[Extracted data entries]
## START

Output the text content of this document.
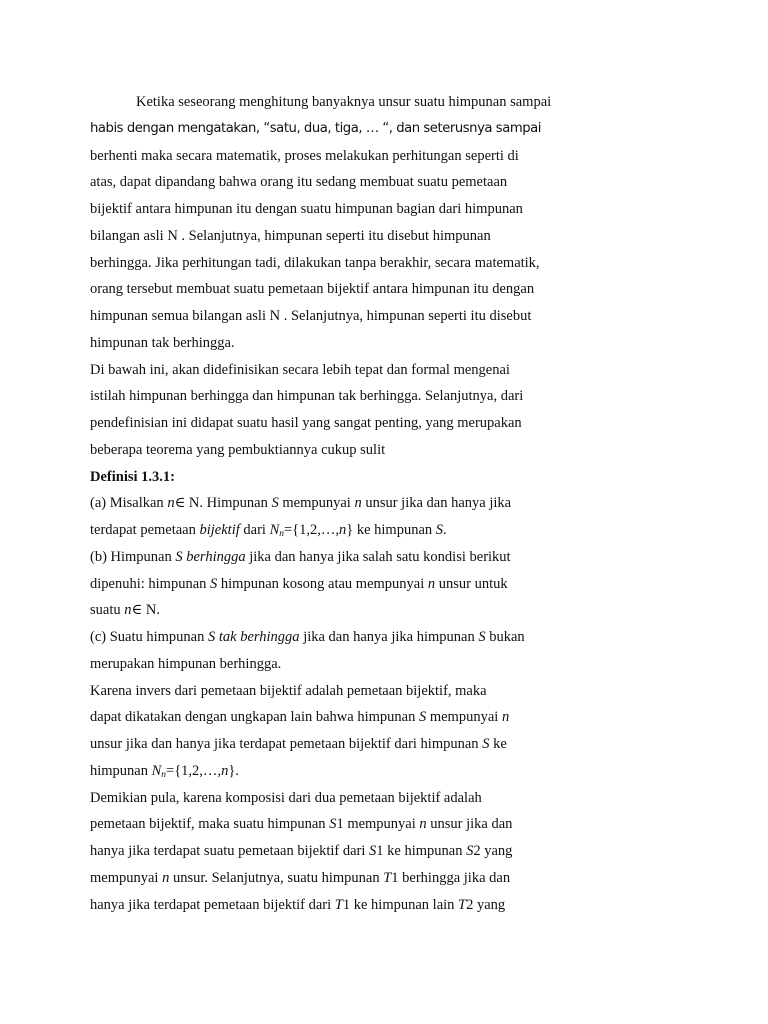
Ketika seseorang menghitung banyaknya unsur suatu himpunan sampai
habis dengan mengatakan, “satu, dua, tiga, … “, dan seterusnya sampai
berhenti maka secara matematik, proses melakukan perhitungan seperti di
atas, dapat dipandang bahwa orang itu sedang membuat suatu pemetaan
bijektif antara himpunan itu dengan suatu himpunan bagian dari himpunan
bilangan asli N . Selanjutnya, himpunan seperti itu disebut himpunan
berhingga. Jika perhitungan tadi, dilakukan tanpa berakhir, secara matematik,
orang tersebut membuat suatu pemetaan bijektif antara himpunan itu dengan
himpunan semua bilangan asli N . Selanjutnya, himpunan seperti itu disebut
himpunan tak berhingga.
Di bawah ini, akan didefinisikan secara lebih tepat dan formal mengenai
istilah himpunan berhingga dan himpunan tak berhingga. Selanjutnya, dari
pendefinisian ini didapat suatu hasil yang sangat penting, yang merupakan
beberapa teorema yang pembuktiannya cukup sulit
Definisi 1.3.1:
(a) Misalkan n∈ N. Himpunan S mempunyai n unsur jika dan hanya jika
terdapat pemetaan bijektif dari $N_n=\{1,2,\dots,n\}$ ke himpunan S.
(b) Himpunan S berhingga jika dan hanya jika salah satu kondisi berikut
dipenuhi: himpunan S himpunan kosong atau mempunyai n unsur untuk
suatu n∈ N.
(c) Suatu himpunan S tak berhingga jika dan hanya jika himpunan S bukan
merupakan himpunan berhingga.
Karena invers dari pemetaan bijektif adalah pemetaan bijektif, maka
dapat dikatakan dengan ungkapan lain bahwa himpunan S mempunyai n
unsur jika dan hanya jika terdapat pemetaan bijektif dari himpunan S ke
himpunan $N_n=\{1,2,\dots,n\}$.
Demikian pula, karena komposisi dari dua pemetaan bijektif adalah
pemetaan bijektif, maka suatu himpunan S1 mempunyai n unsur jika dan
hanya jika terdapat suatu pemetaan bijektif dari S1 ke himpunan S2 yang
mempunyai n unsur. Selanjutnya, suatu himpunan T1 berhingga jika dan
hanya jika terdapat pemetaan bijektif dari T1 ke himpunan lain T2 yang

## END

**What is needed**
Retype every entry verbatim and exclude the pictures from the copy.

**Exercise output**
Output the text content of this document.
Ketika seseorang menghitung banyaknya unsur suatu himpunan sampai
habis dengan mengatakan, “satu, dua, tiga, … “, dan seterusnya sampai
berhenti maka secara matematik, proses melakukan perhitungan seperti di
atas, dapat dipandang bahwa orang itu sedang membuat suatu pemetaan
bijektif antara himpunan itu dengan suatu himpunan bagian dari himpunan
bilangan asli N . Selanjutnya, himpunan seperti itu disebut himpunan
berhingga. Jika perhitungan tadi, dilakukan tanpa berakhir, secara matematik,
orang tersebut membuat suatu pemetaan bijektif antara himpunan itu dengan
himpunan semua bilangan asli N . Selanjutnya, himpunan seperti itu disebut
himpunan tak berhingga.
Di bawah ini, akan didefinisikan secara lebih tepat dan formal mengenai
istilah himpunan berhingga dan himpunan tak berhingga. Selanjutnya, dari
pendefinisian ini didapat suatu hasil yang sangat penting, yang merupakan
beberapa teorema yang pembuktiannya cukup sulit
Definisi 1.3.1:
(a) Misalkan n∈ N. Himpunan S mempunyai n unsur jika dan hanya jika
terdapat pemetaan bijektif dari $N_n=\{1,2,\dots,n\}$ ke himpunan S.
(b) Himpunan S berhingga jika dan hanya jika salah satu kondisi berikut
dipenuhi: himpunan S himpunan kosong atau mempunyai n unsur untuk
suatu n∈ N.
(c) Suatu himpunan S tak berhingga jika dan hanya jika himpunan S bukan
merupakan himpunan berhingga.
Karena invers dari pemetaan bijektif adalah pemetaan bijektif, maka
dapat dikatakan dengan ungkapan lain bahwa himpunan S mempunyai n
unsur jika dan hanya jika terdapat pemetaan bijektif dari himpunan S ke
himpunan $N_n=\{1,2,\dots,n\}$.
Demikian pula, karena komposisi dari dua pemetaan bijektif adalah
pemetaan bijektif, maka suatu himpunan S1 mempunyai n unsur jika dan
hanya jika terdapat suatu pemetaan bijektif dari S1 ke himpunan S2 yang
mempunyai n unsur. Selanjutnya, suatu himpunan T1 berhingga jika dan
hanya jika terdapat pemetaan bijektif dari T1 ke himpunan lain T2 yang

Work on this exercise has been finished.